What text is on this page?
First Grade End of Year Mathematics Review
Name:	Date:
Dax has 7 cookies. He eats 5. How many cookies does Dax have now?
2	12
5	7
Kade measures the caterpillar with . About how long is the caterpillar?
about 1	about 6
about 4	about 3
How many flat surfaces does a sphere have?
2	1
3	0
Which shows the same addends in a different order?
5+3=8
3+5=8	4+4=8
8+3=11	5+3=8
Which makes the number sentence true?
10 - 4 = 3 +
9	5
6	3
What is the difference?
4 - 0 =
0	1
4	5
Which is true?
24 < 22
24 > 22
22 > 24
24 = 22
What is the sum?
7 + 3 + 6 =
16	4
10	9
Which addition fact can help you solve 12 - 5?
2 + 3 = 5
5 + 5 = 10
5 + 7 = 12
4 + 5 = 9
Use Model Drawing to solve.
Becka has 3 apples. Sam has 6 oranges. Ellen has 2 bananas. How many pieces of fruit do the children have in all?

§ EXERCISE DIRECTIONS: Every line above should be retyped exactly as given.

§ EXERCISE RESULT:
What text is on this page?
First Grade End of Year Mathematics Review
Name:	Date:
Dax has 7 cookies. He eats 5. How many cookies does Dax have now?
2	12
5	7
Kade measures the caterpillar with . About how long is the caterpillar?
about 1	about 6
about 4	about 3
How many flat surfaces does a sphere have?
2	1
3	0
Which shows the same addends in a different order?
5+3=8
3+5=8	4+4=8
8+3=11	5+3=8
Which makes the number sentence true?
10 - 4 = 3 +
9	5
6	3
What is the difference?
4 - 0 =
0	1
4	5
Which is true?
24 < 22
24 > 22
22 > 24
24 = 22
What is the sum?
7 + 3 + 6 =
16	4
10	9
Which addition fact can help you solve 12 - 5?
2 + 3 = 5
5 + 5 = 10
5 + 7 = 12
4 + 5 = 9
Use Model Drawing to solve.
Becka has 3 apples. Sam has 6 oranges. Ellen has 2 bananas. How many pieces of fruit do the children have in all?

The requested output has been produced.